### Requirement
Copy all of the material below exactly.

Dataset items
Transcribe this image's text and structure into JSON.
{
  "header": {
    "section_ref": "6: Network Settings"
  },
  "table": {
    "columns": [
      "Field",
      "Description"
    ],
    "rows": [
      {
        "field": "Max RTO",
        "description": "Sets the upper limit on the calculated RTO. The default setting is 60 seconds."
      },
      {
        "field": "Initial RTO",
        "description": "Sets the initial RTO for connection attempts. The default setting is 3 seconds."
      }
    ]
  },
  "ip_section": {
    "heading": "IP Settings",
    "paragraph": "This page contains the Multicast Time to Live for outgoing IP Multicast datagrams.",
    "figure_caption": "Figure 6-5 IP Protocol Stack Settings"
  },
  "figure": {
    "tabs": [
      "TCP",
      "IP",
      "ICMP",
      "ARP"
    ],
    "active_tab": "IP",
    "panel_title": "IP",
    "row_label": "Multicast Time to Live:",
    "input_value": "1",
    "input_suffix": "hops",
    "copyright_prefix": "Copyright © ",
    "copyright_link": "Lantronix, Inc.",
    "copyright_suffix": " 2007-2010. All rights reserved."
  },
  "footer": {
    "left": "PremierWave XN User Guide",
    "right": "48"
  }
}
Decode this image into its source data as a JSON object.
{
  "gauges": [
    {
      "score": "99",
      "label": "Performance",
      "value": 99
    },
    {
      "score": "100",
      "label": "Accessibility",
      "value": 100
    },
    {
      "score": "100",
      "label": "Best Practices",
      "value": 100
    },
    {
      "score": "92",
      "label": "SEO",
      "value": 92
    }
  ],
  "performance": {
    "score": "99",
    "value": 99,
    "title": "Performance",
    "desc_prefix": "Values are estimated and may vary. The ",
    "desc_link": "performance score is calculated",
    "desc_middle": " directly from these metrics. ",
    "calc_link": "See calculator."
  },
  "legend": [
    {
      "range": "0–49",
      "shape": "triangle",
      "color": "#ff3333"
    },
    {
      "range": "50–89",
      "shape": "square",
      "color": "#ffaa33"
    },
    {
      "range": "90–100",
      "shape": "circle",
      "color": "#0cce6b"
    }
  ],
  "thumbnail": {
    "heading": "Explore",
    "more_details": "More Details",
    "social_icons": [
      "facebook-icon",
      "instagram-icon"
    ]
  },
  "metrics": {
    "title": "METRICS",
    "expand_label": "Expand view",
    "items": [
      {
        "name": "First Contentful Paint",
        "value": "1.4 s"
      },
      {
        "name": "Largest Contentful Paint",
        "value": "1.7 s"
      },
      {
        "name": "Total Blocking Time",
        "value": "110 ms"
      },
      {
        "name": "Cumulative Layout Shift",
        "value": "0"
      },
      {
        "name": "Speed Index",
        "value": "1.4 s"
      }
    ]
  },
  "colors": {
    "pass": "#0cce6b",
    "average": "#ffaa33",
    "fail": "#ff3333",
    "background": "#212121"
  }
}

### Response to the task
Transcribe this image's text and structure into JSON.
{
  "header": {
    "section_ref": "6: Network Settings"
  },
  "table": {
    "columns": [
      "Field",
      "Description"
    ],
    "rows": [
      {
        "field": "Max RTO",
        "description": "Sets the upper limit on the calculated RTO. The default setting is 60 seconds."
      },
      {
        "field": "Initial RTO",
        "description": "Sets the initial RTO for connection attempts. The default setting is 3 seconds."
      }
    ]
  },
  "ip_section": {
    "heading": "IP Settings",
    "paragraph": "This page contains the Multicast Time to Live for outgoing IP Multicast datagrams.",
    "figure_caption": "Figure 6-5 IP Protocol Stack Settings"
  },
  "figure": {
    "tabs": [
      "TCP",
      "IP",
      "ICMP",
      "ARP"
    ],
    "active_tab": "IP",
    "panel_title": "IP",
    "row_label": "Multicast Time to Live:",
    "input_value": "1",
    "input_suffix": "hops",
    "copyright_prefix": "Copyright © ",
    "copyright_link": "Lantronix, Inc.",
    "copyright_suffix": " 2007-2010. All rights reserved."
  },
  "footer": {
    "left": "PremierWave XN User Guide",
    "right": "48"
  }
}
Decode this image into its source data as a JSON object.
{
  "gauges": [
    {
      "score": "99",
      "label": "Performance",
      "value": 99
    },
    {
      "score": "100",
      "label": "Accessibility",
      "value": 100
    },
    {
      "score": "100",
      "label": "Best Practices",
      "value": 100
    },
    {
      "score": "92",
      "label": "SEO",
      "value": 92
    }
  ],
  "performance": {
    "score": "99",
    "value": 99,
    "title": "Performance",
    "desc_prefix": "Values are estimated and may vary. The ",
    "desc_link": "performance score is calculated",
    "desc_middle": " directly from these metrics. ",
    "calc_link": "See calculator."
  },
  "legend": [
    {
      "range": "0–49",
      "shape": "triangle",
      "color": "#ff3333"
    },
    {
      "range": "50–89",
      "shape": "square",
      "color": "#ffaa33"
    },
    {
      "range": "90–100",
      "shape": "circle",
      "color": "#0cce6b"
    }
  ],
  "thumbnail": {
    "heading": "Explore",
    "more_details": "More Details",
    "social_icons": [
      "facebook-icon",
      "instagram-icon"
    ]
  },
  "metrics": {
    "title": "METRICS",
    "expand_label": "Expand view",
    "items": [
      {
        "name": "First Contentful Paint",
        "value": "1.4 s"
      },
      {
        "name": "Largest Contentful Paint",
        "value": "1.7 s"
      },
      {
        "name": "Total Blocking Time",
        "value": "110 ms"
      },
      {
        "name": "Cumulative Layout Shift",
        "value": "0"
      },
      {
        "name": "Speed Index",
        "value": "1.4 s"
      }
    ]
  },
  "colors": {
    "pass": "#0cce6b",
    "average": "#ffaa33",
    "fail": "#ff3333",
    "background": "#212121"
  }
}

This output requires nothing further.